Dataset extract:
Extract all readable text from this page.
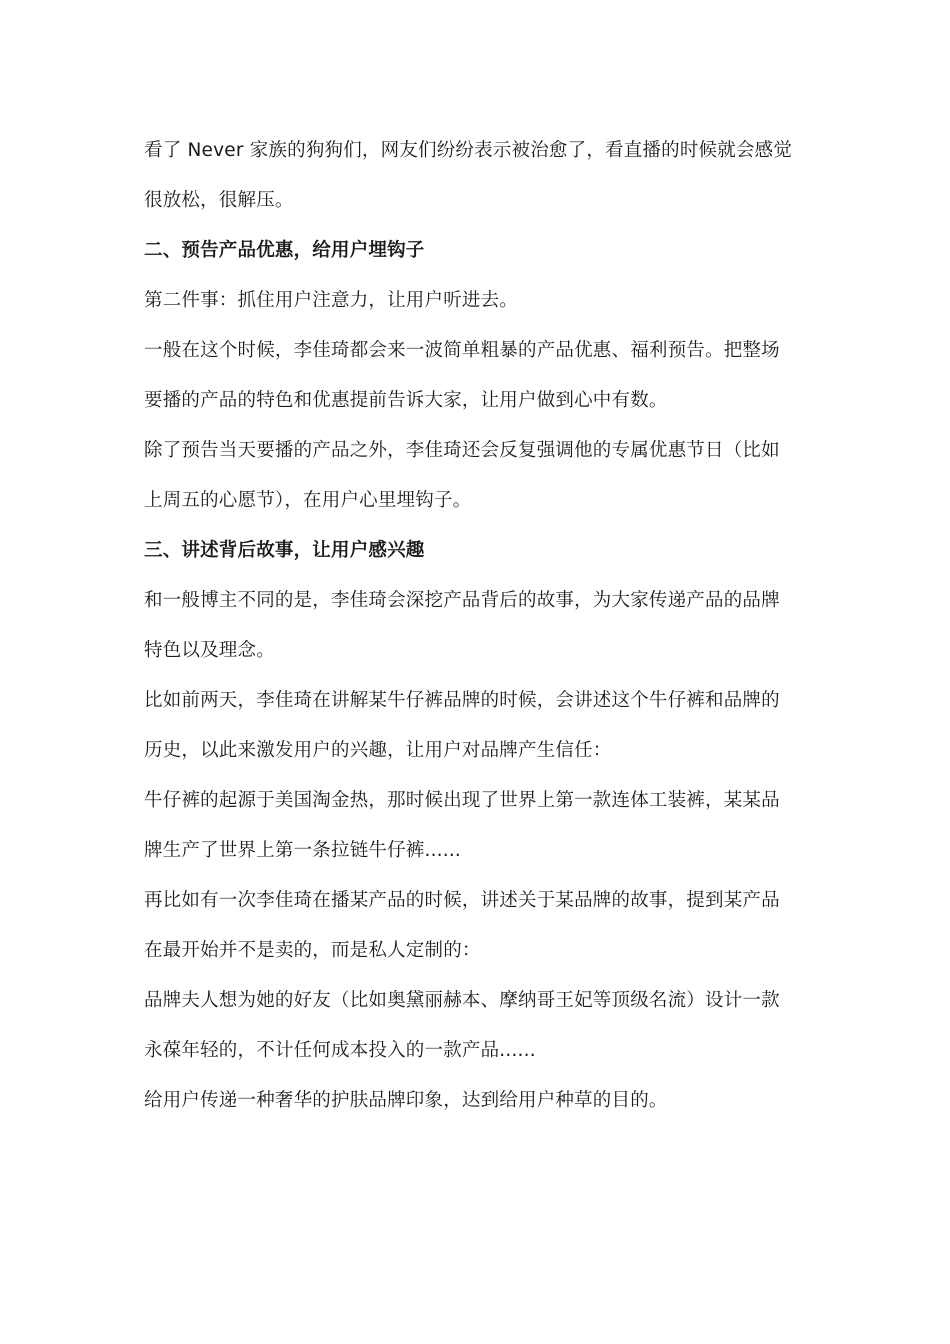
看了 Never 家族的狗狗们，网友们纷纷表示被治愈了，看直播的时候就会感觉
很放松，很解压。
二、预告产品优惠，给用户埋钩子
第二件事：抓住用户注意力，让用户听进去。
一般在这个时候，李佳琦都会来一波简单粗暴的产品优惠、福利预告。把整场
要播的产品的特色和优惠提前告诉大家，让用户做到心中有数。
除了预告当天要播的产品之外，李佳琦还会反复强调他的专属优惠节日（比如
上周五的心愿节），在用户心里埋钩子。
三、讲述背后故事，让用户感兴趣
和一般博主不同的是，李佳琦会深挖产品背后的故事，为大家传递产品的品牌
特色以及理念。
比如前两天，李佳琦在讲解某牛仔裤品牌的时候，会讲述这个牛仔裤和品牌的
历史，以此来激发用户的兴趣，让用户对品牌产生信任：
牛仔裤的起源于美国淘金热，那时候出现了世界上第一款连体工装裤，某某品
牌生产了世界上第一条拉链牛仔裤......
再比如有一次李佳琦在播某产品的时候，讲述关于某品牌的故事，提到某产品
在最开始并不是卖的，而是私人定制的：
品牌夫人想为她的好友（比如奥黛丽赫本、摩纳哥王妃等顶级名流）设计一款
永葆年轻的，不计任何成本投入的一款产品......
给用户传递一种奢华的护肤品牌印象，达到给用户种草的目的。
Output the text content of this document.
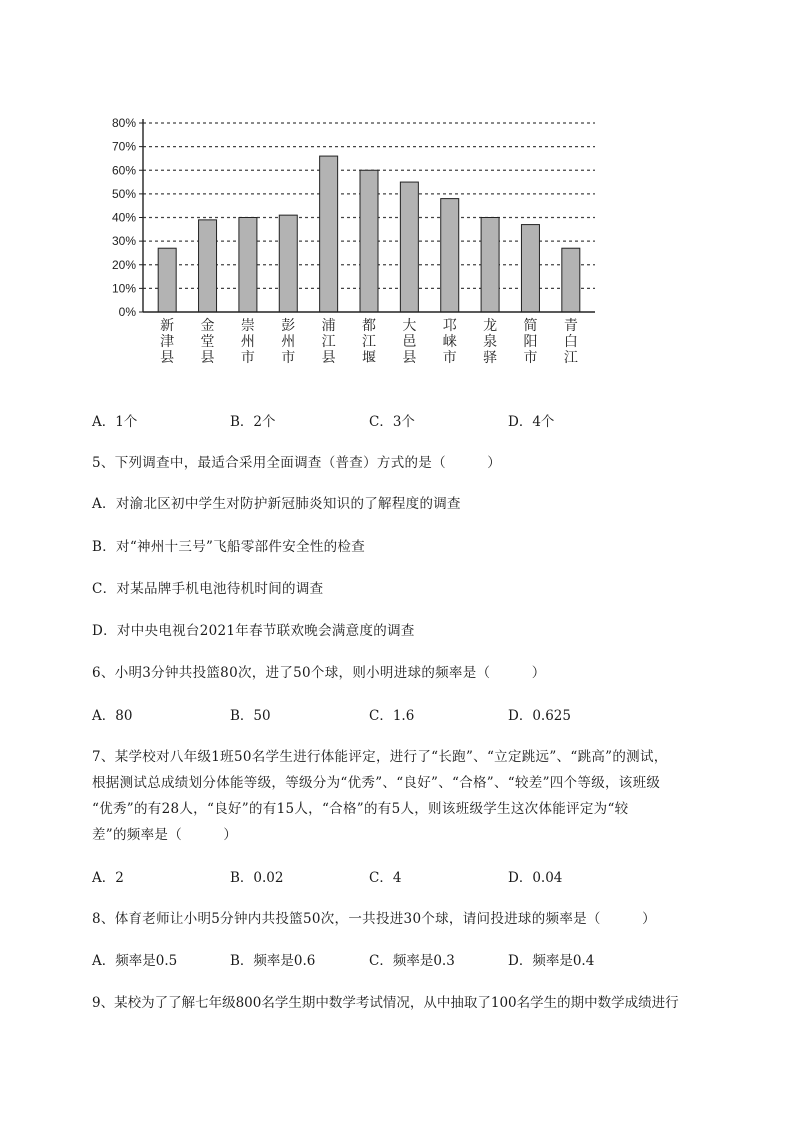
80%
70%
60%
50%
40%
30%
20%
10%
0%
新
津
县
金
堂
县
崇
州
市
彭
州
市
浦
江
县
都
江
堰
大
邑
县
邛
崃
市
龙
泉
驿
简
阳
市
青
白
江
A．1个	B．2个	C．3个	D．4个
5、下列调查中，最适合采用全面调查（普查）方式的是（　　　）
A．对渝北区初中学生对防护新冠肺炎知识的了解程度的调查
B．对“神州十三号”飞船零部件安全性的检查
C．对某品牌手机电池待机时间的调查
D．对中央电视台2021年春节联欢晚会满意度的调查
6、小明3分钟共投篮80次，进了50个球，则小明进球的频率是（　　　）
A．80	B．50	C．1.6	D．0.625
7、某学校对八年级1班50名学生进行体能评定，进行了“长跑”、“立定跳远”、“跳高”的测试，
根据测试总成绩划分体能等级，等级分为“优秀”、“良好”、“合格”、“较差”四个等级，该班级
“优秀”的有28人，“良好”的有15人，“合格”的有5人，则该班级学生这次体能评定为“较
差”的频率是（　　　）
A．2	B．0.02	C．4	D．0.04
8、体育老师让小明5分钟内共投篮50次，一共投进30个球，请问投进球的频率是（　　　）
A．频率是0.5	B．频率是0.6	C．频率是0.3	D．频率是0.4
9、某校为了了解七年级800名学生期中数学考试情况，从中抽取了100名学生的期中数学成绩进行
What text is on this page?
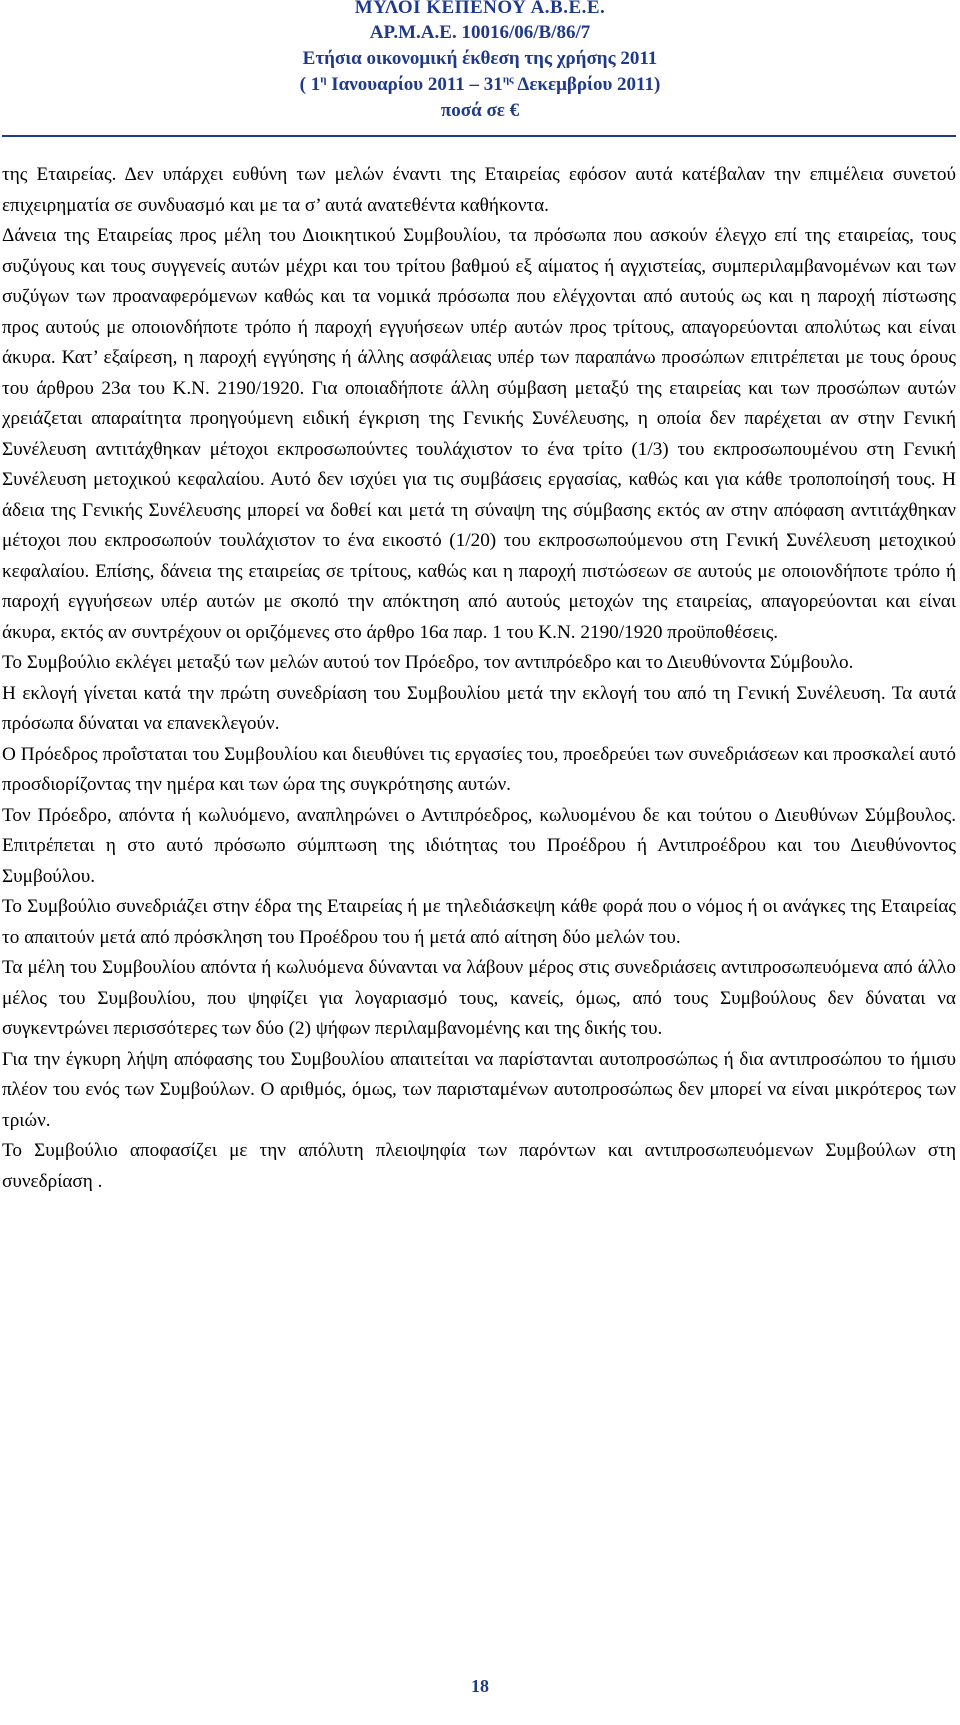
ΜΥΛΟΙ ΚΕΠΕΝΟΥ Α.Β.Ε.Ε.
ΑΡ.Μ.Α.Ε. 10016/06/Β/86/7
Ετήσια οικονομική έκθεση της χρήσης 2011
( $1^\eta$ Ιανουαρίου $2011 - 31^{\eta\varsigma}$ Δεκεμβρίου 2011)
ποσά σε €

της Εταιρείας. Δεν υπάρχει ευθύνη των μελών έναντι της Εταιρείας εφόσον αυτά κατέβαλαν την επιμέλεια συνετού επιχειρηματία σε συνδυασμό και με τα σ’ αυτά ανατεθέντα καθήκοντα.

Δάνεια της Εταιρείας προς μέλη του Διοικητικού Συμβουλίου, τα πρόσωπα που ασκούν έλεγχο επί της εταιρείας, τους συζύγους και τους συγγενείς αυτών μέχρι και του τρίτου βαθμού εξ αίματος ή αγχιστείας, συμπεριλαμβανομένων και των συζύγων των προαναφερόμενων καθώς και τα νομικά πρόσωπα που ελέγχονται από αυτούς ως και η παροχή πίστωσης προς αυτούς με οποιονδήποτε τρόπο ή παροχή εγγυήσεων υπέρ αυτών προς τρίτους, απαγορεύονται απολύτως και είναι άκυρα. Κατ’ εξαίρεση, η παροχή εγγύησης ή άλλης ασφάλειας υπέρ των παραπάνω προσώπων επιτρέπεται με τους όρους του άρθρου 23α του Κ.Ν. 2190/1920. Για οποιαδήποτε άλλη σύμβαση μεταξύ της εταιρείας και των προσώπων αυτών χρειάζεται απαραίτητα προηγούμενη ειδική έγκριση της Γενικής Συνέλευσης, η οποία δεν παρέχεται αν στην Γενική Συνέλευση αντιτάχθηκαν μέτοχοι εκπροσωπούντες τουλάχιστον το ένα τρίτο (1/3) του εκπροσωπουμένου στη Γενική Συνέλευση μετοχικού κεφαλαίου. Αυτό δεν ισχύει για τις συμβάσεις εργασίας, καθώς και για κάθε τροποποίησή τους. Η άδεια της Γενικής Συνέλευσης μπορεί να δοθεί και μετά τη σύναψη της σύμβασης εκτός αν στην απόφαση αντιτάχθηκαν μέτοχοι που εκπροσωπούν τουλάχιστον το ένα εικοστό (1/20) του εκπροσωπούμενου στη Γενική Συνέλευση μετοχικού κεφαλαίου. Επίσης, δάνεια της εταιρείας σε τρίτους, καθώς και η παροχή πιστώσεων σε αυτούς με οποιονδήποτε τρόπο ή παροχή εγγυήσεων υπέρ αυτών με σκοπό την απόκτηση από αυτούς μετοχών της εταιρείας, απαγορεύονται και είναι άκυρα, εκτός αν συντρέχουν οι οριζόμενες στο άρθρο 16α παρ. 1 του Κ.Ν. 2190/1920 προϋποθέσεις.

Το Συμβούλιο εκλέγει μεταξύ των μελών αυτού τον Πρόεδρο, τον αντιπρόεδρο και το Διευθύνοντα Σύμβουλο.

Η εκλογή γίνεται κατά την πρώτη συνεδρίαση του Συμβουλίου μετά την εκλογή του από τη Γενική Συνέλευση. Τα αυτά πρόσωπα δύναται να επανεκλεγούν.

Ο Πρόεδρος προΐσταται του Συμβουλίου και διευθύνει τις εργασίες του, προεδρεύει των συνεδριάσεων και προσκαλεί αυτό προσδιορίζοντας την ημέρα και των ώρα της συγκρότησης αυτών.

Τον Πρόεδρο, απόντα ή κωλυόμενο, αναπληρώνει ο Αντιπρόεδρος, κωλυομένου δε και τούτου ο Διευθύνων Σύμβουλος. Επιτρέπεται η στο αυτό πρόσωπο σύμπτωση της ιδιότητας του Προέδρου ή Αντιπροέδρου και του Διευθύνοντος Συμβούλου.

Το Συμβούλιο συνεδριάζει στην έδρα της Εταιρείας ή με τηλεδιάσκεψη κάθε φορά που ο νόμος ή οι ανάγκες της Εταιρείας το απαιτούν μετά από πρόσκληση του Προέδρου του ή μετά από αίτηση δύο μελών του.

Τα μέλη του Συμβουλίου απόντα ή κωλυόμενα δύνανται να λάβουν μέρος στις συνεδριάσεις αντιπροσωπευόμενα από άλλο μέλος του Συμβουλίου, που ψηφίζει για λογαριασμό τους, κανείς, όμως, από τους Συμβούλους δεν δύναται να συγκεντρώνει περισσότερες των δύο (2) ψήφων περιλαμβανομένης και της δικής του.

Για την έγκυρη λήψη απόφασης του Συμβουλίου απαιτείται να παρίστανται αυτοπροσώπως ή δια αντιπροσώπου το ήμισυ πλέον του ενός των Συμβούλων. Ο αριθμός, όμως, των παρισταμένων αυτοπροσώπως δεν μπορεί να είναι μικρότερος των τριών.

Το Συμβούλιο αποφασίζει με την απόλυτη πλειοψηφία των παρόντων και αντιπροσωπευόμενων Συμβούλων στη συνεδρίαση .

18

Task to carry out: Extract from the data every line where "μελών" shows up.

Written response:
της Εταιρείας. Δεν υπάρχει ευθύνη των μελών έναντι της Εταιρείας εφόσον αυτά κατέβαλαν την επιμέλεια συνετού επιχειρηματία σε συνδυασμό και με τα σ’ αυτά ανατεθέντα καθήκοντα.
Το Συμβούλιο εκλέγει μεταξύ των μελών αυτού τον Πρόεδρο, τον αντιπρόεδρο και το Διευθύνοντα Σύμβουλο.
Το Συμβούλιο συνεδριάζει στην έδρα της Εταιρείας ή με τηλεδιάσκεψη κάθε φορά που ο νόμος ή οι ανάγκες της Εταιρείας το απαιτούν μετά από πρόσκληση του Προέδρου του ή μετά από αίτηση δύο μελών του.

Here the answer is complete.